***** Data for this exercise *****

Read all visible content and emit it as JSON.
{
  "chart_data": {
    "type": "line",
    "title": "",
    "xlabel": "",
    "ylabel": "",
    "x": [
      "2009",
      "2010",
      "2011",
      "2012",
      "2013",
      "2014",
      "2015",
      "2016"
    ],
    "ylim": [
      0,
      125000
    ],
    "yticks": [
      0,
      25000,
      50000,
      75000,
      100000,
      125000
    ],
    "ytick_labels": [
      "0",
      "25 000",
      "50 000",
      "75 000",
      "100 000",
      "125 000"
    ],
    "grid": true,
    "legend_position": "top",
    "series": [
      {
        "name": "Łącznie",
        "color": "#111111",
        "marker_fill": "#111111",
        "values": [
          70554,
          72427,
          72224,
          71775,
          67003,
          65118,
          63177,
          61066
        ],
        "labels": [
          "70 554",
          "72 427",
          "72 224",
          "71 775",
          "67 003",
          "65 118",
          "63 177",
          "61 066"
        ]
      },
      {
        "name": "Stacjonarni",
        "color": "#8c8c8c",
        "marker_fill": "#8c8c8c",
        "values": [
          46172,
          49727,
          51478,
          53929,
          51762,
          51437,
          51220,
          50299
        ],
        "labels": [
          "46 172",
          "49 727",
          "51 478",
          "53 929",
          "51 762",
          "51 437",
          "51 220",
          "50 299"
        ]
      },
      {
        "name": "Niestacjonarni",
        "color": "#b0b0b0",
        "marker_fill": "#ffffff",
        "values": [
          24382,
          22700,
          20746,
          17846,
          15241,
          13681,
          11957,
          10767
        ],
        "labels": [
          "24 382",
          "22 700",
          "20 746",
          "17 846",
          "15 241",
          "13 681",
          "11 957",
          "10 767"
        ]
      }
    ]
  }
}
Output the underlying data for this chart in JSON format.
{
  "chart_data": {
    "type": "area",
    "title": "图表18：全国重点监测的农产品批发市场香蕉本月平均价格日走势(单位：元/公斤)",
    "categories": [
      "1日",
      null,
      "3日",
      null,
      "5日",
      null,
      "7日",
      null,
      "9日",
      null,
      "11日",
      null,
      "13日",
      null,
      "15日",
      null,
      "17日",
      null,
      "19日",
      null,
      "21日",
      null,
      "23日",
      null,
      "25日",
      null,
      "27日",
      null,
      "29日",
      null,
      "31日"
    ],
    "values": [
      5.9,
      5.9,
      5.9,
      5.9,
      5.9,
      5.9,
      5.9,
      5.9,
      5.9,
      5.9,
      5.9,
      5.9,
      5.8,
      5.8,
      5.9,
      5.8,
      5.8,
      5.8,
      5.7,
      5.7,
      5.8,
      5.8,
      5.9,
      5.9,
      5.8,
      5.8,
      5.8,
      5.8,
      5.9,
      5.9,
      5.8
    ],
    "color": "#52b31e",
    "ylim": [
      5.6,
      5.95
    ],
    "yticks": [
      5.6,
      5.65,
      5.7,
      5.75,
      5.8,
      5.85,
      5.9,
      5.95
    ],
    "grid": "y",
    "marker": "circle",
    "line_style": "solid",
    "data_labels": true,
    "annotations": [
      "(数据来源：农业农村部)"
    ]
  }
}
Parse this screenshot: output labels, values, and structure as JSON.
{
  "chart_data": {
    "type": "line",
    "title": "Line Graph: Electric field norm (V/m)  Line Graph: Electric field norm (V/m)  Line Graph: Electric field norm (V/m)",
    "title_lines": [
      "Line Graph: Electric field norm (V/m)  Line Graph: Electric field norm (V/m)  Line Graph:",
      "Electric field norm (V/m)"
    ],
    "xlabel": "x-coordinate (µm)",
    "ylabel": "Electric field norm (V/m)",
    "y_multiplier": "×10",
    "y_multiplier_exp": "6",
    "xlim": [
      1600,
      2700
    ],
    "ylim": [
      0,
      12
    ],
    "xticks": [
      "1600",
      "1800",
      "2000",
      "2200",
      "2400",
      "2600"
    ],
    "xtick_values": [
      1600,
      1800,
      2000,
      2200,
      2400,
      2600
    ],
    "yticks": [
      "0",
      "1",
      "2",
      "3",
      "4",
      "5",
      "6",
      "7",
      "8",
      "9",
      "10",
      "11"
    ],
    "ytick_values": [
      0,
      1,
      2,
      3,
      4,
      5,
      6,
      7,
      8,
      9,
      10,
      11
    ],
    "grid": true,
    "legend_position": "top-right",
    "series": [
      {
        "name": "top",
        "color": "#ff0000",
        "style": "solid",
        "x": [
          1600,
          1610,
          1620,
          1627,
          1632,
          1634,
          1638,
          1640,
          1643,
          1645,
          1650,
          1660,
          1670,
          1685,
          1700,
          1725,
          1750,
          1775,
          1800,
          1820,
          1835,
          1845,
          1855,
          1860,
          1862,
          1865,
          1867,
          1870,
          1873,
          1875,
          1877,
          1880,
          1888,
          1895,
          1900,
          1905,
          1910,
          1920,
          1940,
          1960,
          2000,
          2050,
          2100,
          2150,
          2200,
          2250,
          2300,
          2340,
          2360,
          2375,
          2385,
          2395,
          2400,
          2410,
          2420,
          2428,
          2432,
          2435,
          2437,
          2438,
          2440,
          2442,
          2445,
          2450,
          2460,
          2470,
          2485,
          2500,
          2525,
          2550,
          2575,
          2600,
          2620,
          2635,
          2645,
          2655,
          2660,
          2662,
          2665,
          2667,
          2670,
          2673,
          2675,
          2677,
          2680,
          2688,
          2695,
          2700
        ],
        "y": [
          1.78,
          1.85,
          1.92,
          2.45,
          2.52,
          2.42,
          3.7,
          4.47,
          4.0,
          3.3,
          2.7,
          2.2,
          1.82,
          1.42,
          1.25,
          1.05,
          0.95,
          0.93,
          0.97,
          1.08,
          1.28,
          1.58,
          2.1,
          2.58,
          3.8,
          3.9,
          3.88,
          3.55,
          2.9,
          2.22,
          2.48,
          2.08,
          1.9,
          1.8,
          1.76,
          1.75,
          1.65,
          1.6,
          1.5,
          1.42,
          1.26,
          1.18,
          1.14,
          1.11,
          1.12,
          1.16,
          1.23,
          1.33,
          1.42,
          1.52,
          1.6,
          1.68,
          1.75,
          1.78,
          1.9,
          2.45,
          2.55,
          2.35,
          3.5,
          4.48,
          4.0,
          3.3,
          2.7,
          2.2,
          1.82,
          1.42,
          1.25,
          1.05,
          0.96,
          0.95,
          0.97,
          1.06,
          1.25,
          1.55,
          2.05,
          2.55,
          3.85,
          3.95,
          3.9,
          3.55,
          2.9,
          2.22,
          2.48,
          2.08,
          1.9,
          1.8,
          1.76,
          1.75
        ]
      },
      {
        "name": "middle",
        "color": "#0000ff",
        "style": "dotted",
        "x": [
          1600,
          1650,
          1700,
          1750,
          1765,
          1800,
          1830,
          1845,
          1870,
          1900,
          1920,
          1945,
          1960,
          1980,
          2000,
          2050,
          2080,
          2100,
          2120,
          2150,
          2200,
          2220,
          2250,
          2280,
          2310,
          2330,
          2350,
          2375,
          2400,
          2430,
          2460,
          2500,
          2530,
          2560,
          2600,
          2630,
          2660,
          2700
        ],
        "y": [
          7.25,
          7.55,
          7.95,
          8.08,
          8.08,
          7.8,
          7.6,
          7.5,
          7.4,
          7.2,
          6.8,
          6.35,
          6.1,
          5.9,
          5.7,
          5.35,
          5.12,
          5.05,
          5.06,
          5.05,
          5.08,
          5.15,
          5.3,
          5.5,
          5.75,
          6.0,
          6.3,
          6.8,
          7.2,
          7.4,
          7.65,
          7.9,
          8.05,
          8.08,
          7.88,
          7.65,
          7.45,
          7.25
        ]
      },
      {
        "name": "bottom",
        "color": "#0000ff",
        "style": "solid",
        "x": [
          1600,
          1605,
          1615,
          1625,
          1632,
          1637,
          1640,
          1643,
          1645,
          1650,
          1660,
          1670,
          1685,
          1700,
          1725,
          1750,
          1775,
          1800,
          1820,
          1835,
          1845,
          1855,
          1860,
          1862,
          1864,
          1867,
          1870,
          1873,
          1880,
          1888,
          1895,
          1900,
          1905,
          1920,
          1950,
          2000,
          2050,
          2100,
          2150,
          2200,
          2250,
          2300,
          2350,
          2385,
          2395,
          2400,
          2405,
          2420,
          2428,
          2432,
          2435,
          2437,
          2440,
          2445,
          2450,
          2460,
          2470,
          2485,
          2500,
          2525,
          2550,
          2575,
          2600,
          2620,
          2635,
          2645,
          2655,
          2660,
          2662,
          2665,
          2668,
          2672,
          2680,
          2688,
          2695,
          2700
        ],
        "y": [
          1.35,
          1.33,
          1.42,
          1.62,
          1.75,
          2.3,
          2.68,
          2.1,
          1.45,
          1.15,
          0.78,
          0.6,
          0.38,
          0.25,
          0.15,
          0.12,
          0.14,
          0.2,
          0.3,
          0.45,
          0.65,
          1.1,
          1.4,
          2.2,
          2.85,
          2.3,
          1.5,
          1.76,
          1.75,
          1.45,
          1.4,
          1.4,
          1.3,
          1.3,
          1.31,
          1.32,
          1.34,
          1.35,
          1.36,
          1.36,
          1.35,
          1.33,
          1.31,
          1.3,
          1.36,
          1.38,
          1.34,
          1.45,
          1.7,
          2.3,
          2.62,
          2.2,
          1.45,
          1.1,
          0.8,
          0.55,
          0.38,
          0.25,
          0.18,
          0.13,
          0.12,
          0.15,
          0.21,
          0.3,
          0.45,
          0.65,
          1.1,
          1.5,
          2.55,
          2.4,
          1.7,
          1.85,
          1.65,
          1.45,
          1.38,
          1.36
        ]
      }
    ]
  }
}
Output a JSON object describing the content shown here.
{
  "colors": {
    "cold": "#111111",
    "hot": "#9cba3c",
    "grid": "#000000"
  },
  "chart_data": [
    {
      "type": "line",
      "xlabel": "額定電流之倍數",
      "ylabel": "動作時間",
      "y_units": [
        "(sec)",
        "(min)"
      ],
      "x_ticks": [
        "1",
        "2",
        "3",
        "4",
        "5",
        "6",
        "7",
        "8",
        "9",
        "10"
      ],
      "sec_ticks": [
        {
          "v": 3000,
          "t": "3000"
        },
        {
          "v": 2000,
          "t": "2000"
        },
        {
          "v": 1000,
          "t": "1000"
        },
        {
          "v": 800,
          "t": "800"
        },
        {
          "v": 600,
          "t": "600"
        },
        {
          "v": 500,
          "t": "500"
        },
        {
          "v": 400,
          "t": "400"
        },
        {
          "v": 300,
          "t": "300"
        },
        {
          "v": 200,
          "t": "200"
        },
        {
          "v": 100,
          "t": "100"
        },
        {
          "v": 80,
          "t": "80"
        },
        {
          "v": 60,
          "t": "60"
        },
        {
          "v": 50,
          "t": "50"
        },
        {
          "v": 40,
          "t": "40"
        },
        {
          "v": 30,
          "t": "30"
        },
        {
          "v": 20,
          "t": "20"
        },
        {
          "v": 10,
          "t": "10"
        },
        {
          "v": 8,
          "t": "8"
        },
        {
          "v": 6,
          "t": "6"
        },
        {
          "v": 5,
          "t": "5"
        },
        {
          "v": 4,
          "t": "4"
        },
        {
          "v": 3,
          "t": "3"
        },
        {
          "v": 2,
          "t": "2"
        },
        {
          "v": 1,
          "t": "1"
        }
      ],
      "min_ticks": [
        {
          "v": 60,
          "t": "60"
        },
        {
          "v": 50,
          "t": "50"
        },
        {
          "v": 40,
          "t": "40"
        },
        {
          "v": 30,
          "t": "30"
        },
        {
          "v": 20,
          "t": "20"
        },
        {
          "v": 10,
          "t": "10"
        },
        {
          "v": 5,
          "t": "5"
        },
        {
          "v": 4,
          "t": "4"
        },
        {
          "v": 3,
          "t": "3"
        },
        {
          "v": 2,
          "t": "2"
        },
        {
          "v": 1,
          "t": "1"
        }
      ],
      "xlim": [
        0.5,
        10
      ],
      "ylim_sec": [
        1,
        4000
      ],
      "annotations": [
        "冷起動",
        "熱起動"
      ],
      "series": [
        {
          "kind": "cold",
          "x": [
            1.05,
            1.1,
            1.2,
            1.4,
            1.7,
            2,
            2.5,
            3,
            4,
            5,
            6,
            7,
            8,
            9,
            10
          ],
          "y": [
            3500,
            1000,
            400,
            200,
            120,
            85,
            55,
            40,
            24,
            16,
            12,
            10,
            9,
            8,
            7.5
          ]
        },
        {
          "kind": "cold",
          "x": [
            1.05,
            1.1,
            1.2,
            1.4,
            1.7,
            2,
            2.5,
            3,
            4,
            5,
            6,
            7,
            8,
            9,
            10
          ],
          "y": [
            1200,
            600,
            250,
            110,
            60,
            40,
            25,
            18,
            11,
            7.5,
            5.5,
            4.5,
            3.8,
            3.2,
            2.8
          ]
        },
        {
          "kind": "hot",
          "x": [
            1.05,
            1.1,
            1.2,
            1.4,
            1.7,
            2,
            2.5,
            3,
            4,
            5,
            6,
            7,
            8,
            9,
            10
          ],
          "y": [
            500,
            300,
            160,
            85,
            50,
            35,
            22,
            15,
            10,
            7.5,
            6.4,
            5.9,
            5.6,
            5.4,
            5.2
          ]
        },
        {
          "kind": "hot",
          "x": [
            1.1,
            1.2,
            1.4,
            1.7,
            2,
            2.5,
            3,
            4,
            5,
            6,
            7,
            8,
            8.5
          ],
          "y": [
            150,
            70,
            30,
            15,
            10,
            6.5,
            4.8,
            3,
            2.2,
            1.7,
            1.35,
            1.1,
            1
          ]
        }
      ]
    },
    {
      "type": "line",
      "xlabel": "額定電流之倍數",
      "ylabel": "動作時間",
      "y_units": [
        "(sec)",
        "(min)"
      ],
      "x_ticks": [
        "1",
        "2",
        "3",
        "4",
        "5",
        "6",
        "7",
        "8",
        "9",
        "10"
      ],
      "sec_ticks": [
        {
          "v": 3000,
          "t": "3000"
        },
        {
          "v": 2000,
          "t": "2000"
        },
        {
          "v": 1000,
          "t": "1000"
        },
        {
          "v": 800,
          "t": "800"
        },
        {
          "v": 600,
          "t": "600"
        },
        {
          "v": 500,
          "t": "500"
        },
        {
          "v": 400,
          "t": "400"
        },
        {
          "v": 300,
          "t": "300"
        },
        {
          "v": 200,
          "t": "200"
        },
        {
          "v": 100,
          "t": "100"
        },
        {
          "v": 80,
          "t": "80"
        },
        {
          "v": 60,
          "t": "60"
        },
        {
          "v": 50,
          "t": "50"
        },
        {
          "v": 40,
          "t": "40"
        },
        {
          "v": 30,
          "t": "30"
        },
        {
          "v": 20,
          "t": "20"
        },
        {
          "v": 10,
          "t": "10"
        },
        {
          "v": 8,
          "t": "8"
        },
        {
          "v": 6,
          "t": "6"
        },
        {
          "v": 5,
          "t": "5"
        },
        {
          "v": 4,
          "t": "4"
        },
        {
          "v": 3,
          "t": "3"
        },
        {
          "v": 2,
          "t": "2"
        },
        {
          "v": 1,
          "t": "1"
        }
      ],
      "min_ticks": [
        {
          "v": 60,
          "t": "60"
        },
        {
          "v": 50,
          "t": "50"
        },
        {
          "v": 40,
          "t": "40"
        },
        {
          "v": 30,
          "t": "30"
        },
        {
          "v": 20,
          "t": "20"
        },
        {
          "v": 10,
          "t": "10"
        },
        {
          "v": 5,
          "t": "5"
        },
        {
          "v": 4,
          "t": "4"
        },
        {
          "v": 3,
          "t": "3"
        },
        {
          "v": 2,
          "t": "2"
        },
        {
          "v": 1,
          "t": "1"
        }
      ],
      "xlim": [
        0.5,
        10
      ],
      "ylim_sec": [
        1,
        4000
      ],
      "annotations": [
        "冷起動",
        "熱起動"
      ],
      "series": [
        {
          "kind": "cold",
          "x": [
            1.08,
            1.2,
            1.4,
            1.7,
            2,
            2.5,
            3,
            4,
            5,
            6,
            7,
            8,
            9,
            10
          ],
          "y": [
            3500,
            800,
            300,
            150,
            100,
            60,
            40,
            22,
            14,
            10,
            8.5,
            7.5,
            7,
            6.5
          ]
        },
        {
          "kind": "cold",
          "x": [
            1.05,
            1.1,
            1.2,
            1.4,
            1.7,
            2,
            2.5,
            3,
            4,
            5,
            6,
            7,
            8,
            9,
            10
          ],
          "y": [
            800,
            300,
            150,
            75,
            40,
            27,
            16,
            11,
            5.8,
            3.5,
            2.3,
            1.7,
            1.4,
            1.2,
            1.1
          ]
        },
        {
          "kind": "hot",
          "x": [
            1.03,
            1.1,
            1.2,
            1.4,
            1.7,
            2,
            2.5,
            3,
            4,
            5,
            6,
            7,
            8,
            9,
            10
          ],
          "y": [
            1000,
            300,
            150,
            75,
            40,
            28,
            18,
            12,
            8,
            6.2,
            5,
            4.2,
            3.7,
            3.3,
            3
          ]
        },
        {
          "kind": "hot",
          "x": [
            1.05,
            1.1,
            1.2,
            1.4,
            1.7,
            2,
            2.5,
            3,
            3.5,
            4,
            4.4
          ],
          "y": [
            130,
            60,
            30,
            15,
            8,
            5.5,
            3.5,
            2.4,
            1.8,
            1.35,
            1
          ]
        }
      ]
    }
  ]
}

*****

= What to work on =
Return the lines of the records that include the string "ylabel".

= Written answer =
    "ylabel": "",
    "ylabel": "Electric field norm (V/m)",
      "ylabel": "動作時間",
      "ylabel": "動作時間",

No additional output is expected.